EXERCISE REQUIREMENTS: The entries below need to be transcribed verbatim.

EXTRACTED RECORDS:
====

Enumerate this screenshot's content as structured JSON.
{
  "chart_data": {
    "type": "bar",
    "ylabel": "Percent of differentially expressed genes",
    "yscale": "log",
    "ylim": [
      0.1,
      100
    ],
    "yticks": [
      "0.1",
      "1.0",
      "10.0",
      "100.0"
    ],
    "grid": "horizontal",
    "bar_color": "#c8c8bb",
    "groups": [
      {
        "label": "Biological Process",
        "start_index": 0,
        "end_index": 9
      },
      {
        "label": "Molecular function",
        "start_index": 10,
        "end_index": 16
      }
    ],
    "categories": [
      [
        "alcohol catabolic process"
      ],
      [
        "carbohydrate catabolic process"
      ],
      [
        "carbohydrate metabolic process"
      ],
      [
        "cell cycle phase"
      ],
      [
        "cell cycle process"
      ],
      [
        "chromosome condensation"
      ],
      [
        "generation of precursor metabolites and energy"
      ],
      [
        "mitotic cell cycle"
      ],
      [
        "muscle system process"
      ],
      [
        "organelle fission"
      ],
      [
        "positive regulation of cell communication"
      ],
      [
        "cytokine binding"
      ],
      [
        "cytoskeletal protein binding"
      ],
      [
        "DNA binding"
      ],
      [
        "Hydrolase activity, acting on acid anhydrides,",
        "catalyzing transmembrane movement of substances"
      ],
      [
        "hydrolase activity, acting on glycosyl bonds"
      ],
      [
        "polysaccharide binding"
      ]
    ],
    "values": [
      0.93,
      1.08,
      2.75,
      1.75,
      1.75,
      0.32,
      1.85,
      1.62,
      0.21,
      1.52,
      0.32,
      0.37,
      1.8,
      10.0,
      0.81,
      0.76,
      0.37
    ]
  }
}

====

EXPECTED ANSWER:
Enumerate this screenshot's content as structured JSON.
{
  "chart_data": {
    "type": "bar",
    "ylabel": "Percent of differentially expressed genes",
    "yscale": "log",
    "ylim": [
      0.1,
      100
    ],
    "yticks": [
      "0.1",
      "1.0",
      "10.0",
      "100.0"
    ],
    "grid": "horizontal",
    "bar_color": "#c8c8bb",
    "groups": [
      {
        "label": "Biological Process",
        "start_index": 0,
        "end_index": 9
      },
      {
        "label": "Molecular function",
        "start_index": 10,
        "end_index": 16
      }
    ],
    "categories": [
      [
        "alcohol catabolic process"
      ],
      [
        "carbohydrate catabolic process"
      ],
      [
        "carbohydrate metabolic process"
      ],
      [
        "cell cycle phase"
      ],
      [
        "cell cycle process"
      ],
      [
        "chromosome condensation"
      ],
      [
        "generation of precursor metabolites and energy"
      ],
      [
        "mitotic cell cycle"
      ],
      [
        "muscle system process"
      ],
      [
        "organelle fission"
      ],
      [
        "positive regulation of cell communication"
      ],
      [
        "cytokine binding"
      ],
      [
        "cytoskeletal protein binding"
      ],
      [
        "DNA binding"
      ],
      [
        "Hydrolase activity, acting on acid anhydrides,",
        "catalyzing transmembrane movement of substances"
      ],
      [
        "hydrolase activity, acting on glycosyl bonds"
      ],
      [
        "polysaccharide binding"
      ]
    ],
    "values": [
      0.93,
      1.08,
      2.75,
      1.75,
      1.75,
      0.32,
      1.85,
      1.62,
      0.21,
      1.52,
      0.32,
      0.37,
      1.8,
      10.0,
      0.81,
      0.76,
      0.37
    ]
  }
}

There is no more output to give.